Source excerpt -
I was sorting through some old papers the other day and ran across something I printed off the Internet about ten years ago that I thought would be nice to share with you today. It’s the last paragraph of a dharma talk given by Ven. Jen-chun, founder and guiding teacher of Bodhi Monastery (in New Jersey) and the Yin Shun Foundation, a charitable foundation, who passed away earlier this year.

If you want to practice the Mahayana path, you should contemplate the sun, the sky, and the sea. In the morning, when the sun has just risen, contemplate it and try to allow your mind to be that luminous. Take time to contemplate the sky and try to achieve a mental state that is like empty space – clear and without obstruction. Go to the seashore and contemplate the boundless capacity and unobstructedness of the ocean. If you engage in these contemplations, they will benefit you. On the other hand, if you allow yourself to be governed by the environment and pulled this way and that, you will not attain the Mahayana path.”

Now, as always, we don’t want to take this literally. I can just imagine someone reading this and thinking to themselves, oh rats, now I have to get up at dawn and contemplate the sun if I want to practice Buddhism. No, what we want to do is try to capture the spirit of these words and Jen-chun is asking us to be like the sun, the sky and the sea – to make our minds bright, clear and vast.

I thought the other day that the destruction of the self – that notion of a permanent, independent ego-entity – is actually just the realization of a sense of the infinite within the mind, to become infinite by recognizing that we already are.

Some 2500 years after the time of the Buddha and there is still much confusion and disagreement in regard to the teachings on the concept of the “self.” And yet, nothing could be clearer than this short statement from the Sunna Sutta or “Empty Sutra” found in the Samyutta-Nikaya:

Sunnam attena va attaniyena ya – Empty is the world, because it is void of a self and anything belonging to a self.”

Both attena and attani relate to the Pali word anatta, which is normally described as “no-self” or “no-soul.” The statement above is virtually the same as the one in the Heart Sutra, in which Avalokitesvara “sees” that the five aggregates are sunyata-svabhava or “empty of own-being.” But the self is not just the skandhas. Svabhava refers to a being-ness, essential nature, which is unconditioned and not dependent upon anything to come into existence, a spirit or soul that, unchanged, continues on after physical death. It’s also the sense of self, the sense of “I”.

This notion of self-hood is ignorance. The view from self is narrow, limited, egocentric – finite.  Buddhism encourages us to free our minds, to break through our limitations in thinking so that we can see ourselves, paraphrasing John Donne, as a piece of the universe, a part of the main.

Or, like Tom Joad in The Grapes of Wrath,

Well, maybe it’s like Casy says. A fellow ain’t got a soul of his own, just little piece of a big soul, the one big soul that belongs to everybody, then . . .”

Realizing the infinite in a deeply intuitive way goes beyond merely recognizing the vastness of existence, as one would admire a beautiful sunrise, a clear blue sky or sea. And yet, for Rabindranath Tagore, whose phrase “the endless further” is used as the title of this blog, the appreciation of beauty, apprehending the truth of beauty, was a path to the infinite.

Supplied material -
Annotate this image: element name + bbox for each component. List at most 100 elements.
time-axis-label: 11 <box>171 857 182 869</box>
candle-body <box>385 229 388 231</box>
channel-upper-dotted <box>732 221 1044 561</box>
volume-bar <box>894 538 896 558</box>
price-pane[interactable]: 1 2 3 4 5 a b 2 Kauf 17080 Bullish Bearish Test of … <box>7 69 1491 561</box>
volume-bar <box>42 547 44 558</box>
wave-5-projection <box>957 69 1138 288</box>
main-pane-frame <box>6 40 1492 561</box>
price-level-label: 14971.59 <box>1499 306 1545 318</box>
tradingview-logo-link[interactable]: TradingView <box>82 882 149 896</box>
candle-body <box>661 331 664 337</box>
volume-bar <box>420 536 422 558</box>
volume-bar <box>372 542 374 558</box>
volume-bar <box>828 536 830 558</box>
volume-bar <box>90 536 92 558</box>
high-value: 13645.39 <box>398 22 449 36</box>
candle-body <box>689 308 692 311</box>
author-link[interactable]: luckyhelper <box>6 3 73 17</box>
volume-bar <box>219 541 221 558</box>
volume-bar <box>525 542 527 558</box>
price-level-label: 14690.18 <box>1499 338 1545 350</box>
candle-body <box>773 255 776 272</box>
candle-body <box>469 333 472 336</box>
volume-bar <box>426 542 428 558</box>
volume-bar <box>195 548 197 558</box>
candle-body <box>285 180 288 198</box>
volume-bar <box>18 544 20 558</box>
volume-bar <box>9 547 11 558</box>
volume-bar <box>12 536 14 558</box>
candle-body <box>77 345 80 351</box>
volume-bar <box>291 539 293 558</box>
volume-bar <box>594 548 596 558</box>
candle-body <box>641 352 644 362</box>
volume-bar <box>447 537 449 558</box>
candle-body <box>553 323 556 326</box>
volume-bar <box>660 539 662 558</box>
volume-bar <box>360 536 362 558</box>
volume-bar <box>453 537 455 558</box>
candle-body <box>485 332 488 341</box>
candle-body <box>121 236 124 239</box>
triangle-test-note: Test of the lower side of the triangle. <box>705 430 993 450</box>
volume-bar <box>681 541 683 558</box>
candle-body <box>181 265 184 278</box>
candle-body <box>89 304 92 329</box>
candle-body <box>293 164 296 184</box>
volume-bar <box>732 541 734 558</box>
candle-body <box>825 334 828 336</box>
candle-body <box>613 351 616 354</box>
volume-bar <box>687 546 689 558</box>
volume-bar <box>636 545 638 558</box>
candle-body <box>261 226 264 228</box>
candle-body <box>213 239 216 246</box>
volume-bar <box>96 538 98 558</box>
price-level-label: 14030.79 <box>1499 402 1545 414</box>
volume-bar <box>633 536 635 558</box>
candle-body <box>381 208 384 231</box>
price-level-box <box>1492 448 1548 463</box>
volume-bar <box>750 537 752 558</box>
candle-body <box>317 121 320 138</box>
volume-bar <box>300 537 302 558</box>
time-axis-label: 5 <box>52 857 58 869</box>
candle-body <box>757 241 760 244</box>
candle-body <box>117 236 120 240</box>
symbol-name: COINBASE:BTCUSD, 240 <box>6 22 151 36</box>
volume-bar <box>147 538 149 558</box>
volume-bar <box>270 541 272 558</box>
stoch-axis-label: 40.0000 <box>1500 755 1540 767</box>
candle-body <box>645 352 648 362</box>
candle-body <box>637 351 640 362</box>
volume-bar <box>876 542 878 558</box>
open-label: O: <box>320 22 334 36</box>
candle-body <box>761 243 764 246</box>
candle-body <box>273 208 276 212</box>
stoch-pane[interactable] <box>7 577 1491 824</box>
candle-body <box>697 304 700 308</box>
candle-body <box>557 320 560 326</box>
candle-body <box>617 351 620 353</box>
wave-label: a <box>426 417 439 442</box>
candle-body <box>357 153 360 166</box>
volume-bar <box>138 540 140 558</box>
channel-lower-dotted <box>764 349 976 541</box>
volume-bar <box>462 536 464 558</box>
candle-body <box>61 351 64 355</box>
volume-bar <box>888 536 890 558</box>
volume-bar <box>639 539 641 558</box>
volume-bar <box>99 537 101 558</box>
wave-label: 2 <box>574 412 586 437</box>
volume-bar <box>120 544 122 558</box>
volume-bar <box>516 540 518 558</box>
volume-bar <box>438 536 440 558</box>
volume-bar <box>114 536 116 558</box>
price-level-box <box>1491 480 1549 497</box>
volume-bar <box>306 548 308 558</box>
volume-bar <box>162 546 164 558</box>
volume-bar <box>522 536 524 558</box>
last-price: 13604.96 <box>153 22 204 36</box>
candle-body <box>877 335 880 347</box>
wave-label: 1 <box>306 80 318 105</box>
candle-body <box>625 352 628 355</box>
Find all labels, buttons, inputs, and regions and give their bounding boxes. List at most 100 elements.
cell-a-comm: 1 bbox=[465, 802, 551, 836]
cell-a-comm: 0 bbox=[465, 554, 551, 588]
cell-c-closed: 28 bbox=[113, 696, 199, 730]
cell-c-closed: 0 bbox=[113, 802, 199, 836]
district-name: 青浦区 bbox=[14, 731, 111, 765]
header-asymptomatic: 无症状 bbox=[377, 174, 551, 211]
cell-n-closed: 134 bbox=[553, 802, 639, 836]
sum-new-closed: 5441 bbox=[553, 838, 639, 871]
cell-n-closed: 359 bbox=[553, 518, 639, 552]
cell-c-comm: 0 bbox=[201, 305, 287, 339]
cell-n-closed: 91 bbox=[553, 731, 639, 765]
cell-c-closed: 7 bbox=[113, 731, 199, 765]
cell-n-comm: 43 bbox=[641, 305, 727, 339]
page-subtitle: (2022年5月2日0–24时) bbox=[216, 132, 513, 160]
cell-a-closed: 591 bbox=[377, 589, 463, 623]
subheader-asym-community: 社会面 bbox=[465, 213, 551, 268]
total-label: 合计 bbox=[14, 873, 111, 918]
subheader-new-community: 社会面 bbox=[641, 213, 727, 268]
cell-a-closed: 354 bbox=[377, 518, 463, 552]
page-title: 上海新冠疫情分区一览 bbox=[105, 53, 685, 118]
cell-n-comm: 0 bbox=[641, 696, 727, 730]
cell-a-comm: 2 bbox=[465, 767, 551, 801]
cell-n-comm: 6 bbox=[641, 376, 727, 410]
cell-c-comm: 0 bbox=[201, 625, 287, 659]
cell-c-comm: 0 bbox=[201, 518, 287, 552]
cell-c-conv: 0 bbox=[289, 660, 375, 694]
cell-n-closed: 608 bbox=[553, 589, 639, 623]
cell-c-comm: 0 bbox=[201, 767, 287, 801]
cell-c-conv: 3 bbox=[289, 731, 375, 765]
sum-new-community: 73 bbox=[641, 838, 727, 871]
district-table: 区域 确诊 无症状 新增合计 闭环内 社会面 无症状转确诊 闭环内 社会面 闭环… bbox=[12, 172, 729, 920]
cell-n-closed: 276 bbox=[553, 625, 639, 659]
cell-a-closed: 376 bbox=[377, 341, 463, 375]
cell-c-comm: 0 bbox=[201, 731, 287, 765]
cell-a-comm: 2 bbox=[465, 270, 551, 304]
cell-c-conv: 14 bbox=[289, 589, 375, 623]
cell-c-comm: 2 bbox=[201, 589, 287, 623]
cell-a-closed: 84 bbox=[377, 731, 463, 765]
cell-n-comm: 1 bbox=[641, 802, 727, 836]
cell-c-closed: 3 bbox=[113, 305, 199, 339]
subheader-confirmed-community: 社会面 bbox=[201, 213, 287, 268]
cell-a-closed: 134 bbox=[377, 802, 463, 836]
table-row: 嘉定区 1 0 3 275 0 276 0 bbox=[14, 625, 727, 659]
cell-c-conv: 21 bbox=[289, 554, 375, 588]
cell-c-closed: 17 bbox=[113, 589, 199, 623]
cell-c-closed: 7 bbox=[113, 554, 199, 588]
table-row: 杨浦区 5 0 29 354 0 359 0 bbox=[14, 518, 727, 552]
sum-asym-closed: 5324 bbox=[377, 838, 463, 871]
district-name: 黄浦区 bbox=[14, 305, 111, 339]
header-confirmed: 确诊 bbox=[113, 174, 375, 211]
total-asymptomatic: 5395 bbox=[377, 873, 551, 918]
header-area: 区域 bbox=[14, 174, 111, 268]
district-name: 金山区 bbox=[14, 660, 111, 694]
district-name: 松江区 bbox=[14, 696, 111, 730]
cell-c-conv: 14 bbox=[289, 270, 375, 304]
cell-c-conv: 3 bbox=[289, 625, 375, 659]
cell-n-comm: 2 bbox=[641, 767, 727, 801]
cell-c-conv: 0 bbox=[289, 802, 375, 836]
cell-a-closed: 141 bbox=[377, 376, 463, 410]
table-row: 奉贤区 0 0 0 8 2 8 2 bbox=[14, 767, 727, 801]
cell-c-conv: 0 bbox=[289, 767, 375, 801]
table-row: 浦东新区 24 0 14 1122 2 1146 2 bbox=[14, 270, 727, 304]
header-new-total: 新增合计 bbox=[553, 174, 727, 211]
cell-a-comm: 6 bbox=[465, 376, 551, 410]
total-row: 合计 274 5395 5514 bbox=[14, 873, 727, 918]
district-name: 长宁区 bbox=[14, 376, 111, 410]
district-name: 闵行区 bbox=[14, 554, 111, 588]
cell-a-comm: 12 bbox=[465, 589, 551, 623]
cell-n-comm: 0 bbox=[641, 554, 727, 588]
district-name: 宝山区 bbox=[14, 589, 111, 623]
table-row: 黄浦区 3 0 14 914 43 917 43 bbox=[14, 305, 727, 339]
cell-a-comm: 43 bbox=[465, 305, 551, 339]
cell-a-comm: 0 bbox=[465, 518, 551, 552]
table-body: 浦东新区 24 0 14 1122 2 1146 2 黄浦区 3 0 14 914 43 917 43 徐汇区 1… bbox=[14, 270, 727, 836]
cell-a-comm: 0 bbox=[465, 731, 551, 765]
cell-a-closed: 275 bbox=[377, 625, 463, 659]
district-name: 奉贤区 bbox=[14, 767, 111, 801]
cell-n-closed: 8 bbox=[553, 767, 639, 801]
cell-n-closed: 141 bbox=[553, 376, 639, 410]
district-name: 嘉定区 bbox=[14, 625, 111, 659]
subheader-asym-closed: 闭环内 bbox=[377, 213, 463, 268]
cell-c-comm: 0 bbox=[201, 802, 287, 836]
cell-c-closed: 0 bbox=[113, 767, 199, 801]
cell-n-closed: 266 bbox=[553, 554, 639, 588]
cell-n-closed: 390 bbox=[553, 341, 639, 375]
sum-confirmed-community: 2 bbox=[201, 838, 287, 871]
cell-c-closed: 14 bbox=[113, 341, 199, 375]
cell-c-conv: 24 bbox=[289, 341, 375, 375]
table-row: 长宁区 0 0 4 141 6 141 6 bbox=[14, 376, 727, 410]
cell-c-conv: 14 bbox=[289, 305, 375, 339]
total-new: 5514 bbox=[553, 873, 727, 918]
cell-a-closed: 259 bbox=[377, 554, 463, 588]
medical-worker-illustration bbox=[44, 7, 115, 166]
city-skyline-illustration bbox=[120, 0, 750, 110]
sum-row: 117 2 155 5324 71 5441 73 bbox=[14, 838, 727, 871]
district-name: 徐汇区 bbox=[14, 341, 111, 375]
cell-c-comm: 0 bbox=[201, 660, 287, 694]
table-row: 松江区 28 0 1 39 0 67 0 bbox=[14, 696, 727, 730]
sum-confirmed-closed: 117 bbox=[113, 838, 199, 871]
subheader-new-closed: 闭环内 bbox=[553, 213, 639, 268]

Problem set -
(a) Copy out the passage of the blog post on the self from "Both attena and" up to and including "of the main.".
(b) Translate this sentence from the blog post on the self into Spanish: "Go to the seashore and contemplate the boundless capacity and unobstructedness of the ocean."
(c) Carry on the blog post on the self from its final sentence, keeping its voice and subject.

The results -
(a)
Both attena and attani relate to the Pali word anatta, which is normally described as “no-self” or “no-soul.” The statement above is virtually the same as the one in the Heart Sutra, in which Avalokitesvara “sees” that the five aggregates are sunyata-svabhava or “empty of own-being.” But the self is not just the skandhas. Svabhava refers to a being-ness, essential nature, which is unconditioned and not dependent upon anything to come into existence, a spirit or soul that, unchanged, continues on after physical death. It’s also the sense of self, the sense of “I”.

This notion of self-hood is ignorance. The view from self is narrow, limited, egocentric – finite.  Buddhism encourages us to free our minds, to break through our limitations in thinking so that we can see ourselves, paraphrasing John Donne, as a piece of the universe, a part of the main.

(b) Ve a la orilla del mar y contempla la capacidad ilimitada y la ausencia de obstrucción del océano.

(c)
In Prabhat Sangit (“Morning Songs”), he wrote of his first realization of the infinite. For Tagore, it was a mystical experience:

One morning, I stood on the balcony of our Calcutta house and looked at the gardens of the free school. The sun was just rising behind the green branches of trees, and I looked on. Suddenly, I felt as if a layer was removed from my eyes. I saw an effable beauty, I felt an inexplicable joy within the depths of my own being and I found the whole universe soaked in it. My discontent vanished instantaneously and a universal light flooded my entire being.”

Perhaps he was thinking of that maiden voyage into the infinite, when he wrote this poem:

The same stream of life that runs through
my veins night and day runs through
the world and dances in rhythmic
measures.

It is the same life that shoots in joy
through the dust of the earth in
numberless blades of grass and breaks
into tumultuous waves of leaves and
flowers.

It is the same life that is rocked in the
ocean-cradle of birth and of death,
in ebb and flow.

I feel my limbs are made glorious by the
touch of this world of life. And my pride
is from the life-throb of ages dancing
in my blood this moment.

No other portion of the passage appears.